**Task to complete**. Output all records precisely as written.

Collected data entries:
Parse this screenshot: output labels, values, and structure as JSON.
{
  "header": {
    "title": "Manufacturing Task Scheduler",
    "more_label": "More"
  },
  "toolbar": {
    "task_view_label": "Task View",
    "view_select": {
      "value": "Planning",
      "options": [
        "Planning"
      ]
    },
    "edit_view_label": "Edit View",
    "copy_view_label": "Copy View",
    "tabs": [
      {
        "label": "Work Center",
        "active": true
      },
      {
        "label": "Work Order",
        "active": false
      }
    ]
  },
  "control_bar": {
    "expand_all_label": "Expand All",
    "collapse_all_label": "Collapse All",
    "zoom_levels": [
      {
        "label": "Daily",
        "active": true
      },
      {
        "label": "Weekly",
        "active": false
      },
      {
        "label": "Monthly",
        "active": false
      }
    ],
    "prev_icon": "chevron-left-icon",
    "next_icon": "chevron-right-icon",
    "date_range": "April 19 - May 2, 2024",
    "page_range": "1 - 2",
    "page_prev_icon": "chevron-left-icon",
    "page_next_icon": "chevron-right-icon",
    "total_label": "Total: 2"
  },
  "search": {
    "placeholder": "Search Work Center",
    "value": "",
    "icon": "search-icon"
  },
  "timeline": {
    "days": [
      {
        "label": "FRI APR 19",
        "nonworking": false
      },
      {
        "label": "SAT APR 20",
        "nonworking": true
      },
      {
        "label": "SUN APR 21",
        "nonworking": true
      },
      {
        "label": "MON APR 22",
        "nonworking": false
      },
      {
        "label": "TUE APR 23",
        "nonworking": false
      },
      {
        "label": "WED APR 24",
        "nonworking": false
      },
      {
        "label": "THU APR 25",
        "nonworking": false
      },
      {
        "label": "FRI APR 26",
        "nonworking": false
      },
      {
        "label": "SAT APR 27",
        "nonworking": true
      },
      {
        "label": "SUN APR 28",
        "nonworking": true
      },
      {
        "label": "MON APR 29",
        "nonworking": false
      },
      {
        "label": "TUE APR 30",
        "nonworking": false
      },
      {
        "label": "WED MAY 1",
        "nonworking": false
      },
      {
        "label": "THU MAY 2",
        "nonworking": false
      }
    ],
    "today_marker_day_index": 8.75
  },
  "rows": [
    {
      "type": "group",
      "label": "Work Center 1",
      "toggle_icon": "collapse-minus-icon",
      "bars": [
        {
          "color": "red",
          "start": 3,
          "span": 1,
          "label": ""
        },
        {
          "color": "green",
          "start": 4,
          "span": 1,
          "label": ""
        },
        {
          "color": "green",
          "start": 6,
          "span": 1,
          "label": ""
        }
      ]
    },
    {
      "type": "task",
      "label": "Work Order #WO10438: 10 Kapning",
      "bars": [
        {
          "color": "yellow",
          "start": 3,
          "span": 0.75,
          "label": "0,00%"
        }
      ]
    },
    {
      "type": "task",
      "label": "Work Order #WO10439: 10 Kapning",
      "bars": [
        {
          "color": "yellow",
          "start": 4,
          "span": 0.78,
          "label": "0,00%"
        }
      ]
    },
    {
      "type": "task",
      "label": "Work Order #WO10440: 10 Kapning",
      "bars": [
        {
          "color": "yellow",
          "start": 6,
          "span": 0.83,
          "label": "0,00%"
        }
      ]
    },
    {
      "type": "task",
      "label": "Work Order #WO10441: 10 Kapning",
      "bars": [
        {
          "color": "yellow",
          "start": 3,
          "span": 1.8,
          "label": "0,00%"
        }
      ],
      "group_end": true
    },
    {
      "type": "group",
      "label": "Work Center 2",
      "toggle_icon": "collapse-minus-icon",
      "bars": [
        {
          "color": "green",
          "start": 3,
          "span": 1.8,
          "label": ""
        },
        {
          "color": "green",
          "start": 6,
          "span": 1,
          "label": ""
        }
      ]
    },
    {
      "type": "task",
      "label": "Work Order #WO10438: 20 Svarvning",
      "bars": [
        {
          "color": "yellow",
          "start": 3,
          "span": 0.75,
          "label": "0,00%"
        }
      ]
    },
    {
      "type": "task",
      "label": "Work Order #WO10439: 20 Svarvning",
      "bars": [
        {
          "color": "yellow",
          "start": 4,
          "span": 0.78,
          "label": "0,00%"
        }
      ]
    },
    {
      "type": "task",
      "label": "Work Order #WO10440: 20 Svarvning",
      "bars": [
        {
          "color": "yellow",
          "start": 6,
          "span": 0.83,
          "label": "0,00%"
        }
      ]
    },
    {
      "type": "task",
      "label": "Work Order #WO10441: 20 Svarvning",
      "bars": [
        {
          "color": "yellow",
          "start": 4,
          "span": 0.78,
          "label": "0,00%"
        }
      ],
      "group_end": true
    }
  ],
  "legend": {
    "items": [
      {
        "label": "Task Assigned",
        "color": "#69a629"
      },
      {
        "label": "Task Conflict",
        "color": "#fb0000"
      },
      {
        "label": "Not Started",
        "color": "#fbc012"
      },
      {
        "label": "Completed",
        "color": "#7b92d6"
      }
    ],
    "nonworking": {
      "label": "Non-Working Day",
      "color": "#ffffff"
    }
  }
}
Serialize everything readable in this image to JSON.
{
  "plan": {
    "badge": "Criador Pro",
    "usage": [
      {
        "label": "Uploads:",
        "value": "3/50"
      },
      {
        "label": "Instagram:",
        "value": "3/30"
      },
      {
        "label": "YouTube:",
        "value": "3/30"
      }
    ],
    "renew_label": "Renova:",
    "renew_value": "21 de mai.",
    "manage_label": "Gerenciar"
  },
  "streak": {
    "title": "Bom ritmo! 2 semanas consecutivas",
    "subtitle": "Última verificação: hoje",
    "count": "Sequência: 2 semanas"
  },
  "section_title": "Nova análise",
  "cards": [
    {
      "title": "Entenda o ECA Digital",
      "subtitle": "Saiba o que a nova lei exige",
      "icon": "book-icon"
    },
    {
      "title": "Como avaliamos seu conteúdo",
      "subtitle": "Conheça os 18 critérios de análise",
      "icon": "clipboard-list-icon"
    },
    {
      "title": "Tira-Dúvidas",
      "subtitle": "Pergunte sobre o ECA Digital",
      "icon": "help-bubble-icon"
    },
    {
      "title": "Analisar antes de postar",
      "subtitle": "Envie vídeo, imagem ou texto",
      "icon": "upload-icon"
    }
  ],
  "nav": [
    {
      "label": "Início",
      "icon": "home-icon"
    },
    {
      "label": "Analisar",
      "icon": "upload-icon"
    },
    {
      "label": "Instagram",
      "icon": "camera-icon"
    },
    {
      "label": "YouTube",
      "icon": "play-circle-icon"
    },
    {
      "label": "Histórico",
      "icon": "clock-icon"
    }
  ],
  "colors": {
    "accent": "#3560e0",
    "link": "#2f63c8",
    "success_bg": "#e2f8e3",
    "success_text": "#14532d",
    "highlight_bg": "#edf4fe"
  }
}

**Written response**.
Parse this screenshot: output labels, values, and structure as JSON.
{
  "header": {
    "title": "Manufacturing Task Scheduler",
    "more_label": "More"
  },
  "toolbar": {
    "task_view_label": "Task View",
    "view_select": {
      "value": "Planning",
      "options": [
        "Planning"
      ]
    },
    "edit_view_label": "Edit View",
    "copy_view_label": "Copy View",
    "tabs": [
      {
        "label": "Work Center",
        "active": true
      },
      {
        "label": "Work Order",
        "active": false
      }
    ]
  },
  "control_bar": {
    "expand_all_label": "Expand All",
    "collapse_all_label": "Collapse All",
    "zoom_levels": [
      {
        "label": "Daily",
        "active": true
      },
      {
        "label": "Weekly",
        "active": false
      },
      {
        "label": "Monthly",
        "active": false
      }
    ],
    "prev_icon": "chevron-left-icon",
    "next_icon": "chevron-right-icon",
    "date_range": "April 19 - May 2, 2024",
    "page_range": "1 - 2",
    "page_prev_icon": "chevron-left-icon",
    "page_next_icon": "chevron-right-icon",
    "total_label": "Total: 2"
  },
  "search": {
    "placeholder": "Search Work Center",
    "value": "",
    "icon": "search-icon"
  },
  "timeline": {
    "days": [
      {
        "label": "FRI APR 19",
        "nonworking": false
      },
      {
        "label": "SAT APR 20",
        "nonworking": true
      },
      {
        "label": "SUN APR 21",
        "nonworking": true
      },
      {
        "label": "MON APR 22",
        "nonworking": false
      },
      {
        "label": "TUE APR 23",
        "nonworking": false
      },
      {
        "label": "WED APR 24",
        "nonworking": false
      },
      {
        "label": "THU APR 25",
        "nonworking": false
      },
      {
        "label": "FRI APR 26",
        "nonworking": false
      },
      {
        "label": "SAT APR 27",
        "nonworking": true
      },
      {
        "label": "SUN APR 28",
        "nonworking": true
      },
      {
        "label": "MON APR 29",
        "nonworking": false
      },
      {
        "label": "TUE APR 30",
        "nonworking": false
      },
      {
        "label": "WED MAY 1",
        "nonworking": false
      },
      {
        "label": "THU MAY 2",
        "nonworking": false
      }
    ],
    "today_marker_day_index": 8.75
  },
  "rows": [
    {
      "type": "group",
      "label": "Work Center 1",
      "toggle_icon": "collapse-minus-icon",
      "bars": [
        {
          "color": "red",
          "start": 3,
          "span": 1,
          "label": ""
        },
        {
          "color": "green",
          "start": 4,
          "span": 1,
          "label": ""
        },
        {
          "color": "green",
          "start": 6,
          "span": 1,
          "label": ""
        }
      ]
    },
    {
      "type": "task",
      "label": "Work Order #WO10438: 10 Kapning",
      "bars": [
        {
          "color": "yellow",
          "start": 3,
          "span": 0.75,
          "label": "0,00%"
        }
      ]
    },
    {
      "type": "task",
      "label": "Work Order #WO10439: 10 Kapning",
      "bars": [
        {
          "color": "yellow",
          "start": 4,
          "span": 0.78,
          "label": "0,00%"
        }
      ]
    },
    {
      "type": "task",
      "label": "Work Order #WO10440: 10 Kapning",
      "bars": [
        {
          "color": "yellow",
          "start": 6,
          "span": 0.83,
          "label": "0,00%"
        }
      ]
    },
    {
      "type": "task",
      "label": "Work Order #WO10441: 10 Kapning",
      "bars": [
        {
          "color": "yellow",
          "start": 3,
          "span": 1.8,
          "label": "0,00%"
        }
      ],
      "group_end": true
    },
    {
      "type": "group",
      "label": "Work Center 2",
      "toggle_icon": "collapse-minus-icon",
      "bars": [
        {
          "color": "green",
          "start": 3,
          "span": 1.8,
          "label": ""
        },
        {
          "color": "green",
          "start": 6,
          "span": 1,
          "label": ""
        }
      ]
    },
    {
      "type": "task",
      "label": "Work Order #WO10438: 20 Svarvning",
      "bars": [
        {
          "color": "yellow",
          "start": 3,
          "span": 0.75,
          "label": "0,00%"
        }
      ]
    },
    {
      "type": "task",
      "label": "Work Order #WO10439: 20 Svarvning",
      "bars": [
        {
          "color": "yellow",
          "start": 4,
          "span": 0.78,
          "label": "0,00%"
        }
      ]
    },
    {
      "type": "task",
      "label": "Work Order #WO10440: 20 Svarvning",
      "bars": [
        {
          "color": "yellow",
          "start": 6,
          "span": 0.83,
          "label": "0,00%"
        }
      ]
    },
    {
      "type": "task",
      "label": "Work Order #WO10441: 20 Svarvning",
      "bars": [
        {
          "color": "yellow",
          "start": 4,
          "span": 0.78,
          "label": "0,00%"
        }
      ],
      "group_end": true
    }
  ],
  "legend": {
    "items": [
      {
        "label": "Task Assigned",
        "color": "#69a629"
      },
      {
        "label": "Task Conflict",
        "color": "#fb0000"
      },
      {
        "label": "Not Started",
        "color": "#fbc012"
      },
      {
        "label": "Completed",
        "color": "#7b92d6"
      }
    ],
    "nonworking": {
      "label": "Non-Working Day",
      "color": "#ffffff"
    }
  }
}
Serialize everything readable in this image to JSON.
{
  "plan": {
    "badge": "Criador Pro",
    "usage": [
      {
        "label": "Uploads:",
        "value": "3/50"
      },
      {
        "label": "Instagram:",
        "value": "3/30"
      },
      {
        "label": "YouTube:",
        "value": "3/30"
      }
    ],
    "renew_label": "Renova:",
    "renew_value": "21 de mai.",
    "manage_label": "Gerenciar"
  },
  "streak": {
    "title": "Bom ritmo! 2 semanas consecutivas",
    "subtitle": "Última verificação: hoje",
    "count": "Sequência: 2 semanas"
  },
  "section_title": "Nova análise",
  "cards": [
    {
      "title": "Entenda o ECA Digital",
      "subtitle": "Saiba o que a nova lei exige",
      "icon": "book-icon"
    },
    {
      "title": "Como avaliamos seu conteúdo",
      "subtitle": "Conheça os 18 critérios de análise",
      "icon": "clipboard-list-icon"
    },
    {
      "title": "Tira-Dúvidas",
      "subtitle": "Pergunte sobre o ECA Digital",
      "icon": "help-bubble-icon"
    },
    {
      "title": "Analisar antes de postar",
      "subtitle": "Envie vídeo, imagem ou texto",
      "icon": "upload-icon"
    }
  ],
  "nav": [
    {
      "label": "Início",
      "icon": "home-icon"
    },
    {
      "label": "Analisar",
      "icon": "upload-icon"
    },
    {
      "label": "Instagram",
      "icon": "camera-icon"
    },
    {
      "label": "YouTube",
      "icon": "play-circle-icon"
    },
    {
      "label": "Histórico",
      "icon": "clock-icon"
    }
  ],
  "colors": {
    "accent": "#3560e0",
    "link": "#2f63c8",
    "success_bg": "#e2f8e3",
    "success_text": "#14532d",
    "highlight_bg": "#edf4fe"
  }
}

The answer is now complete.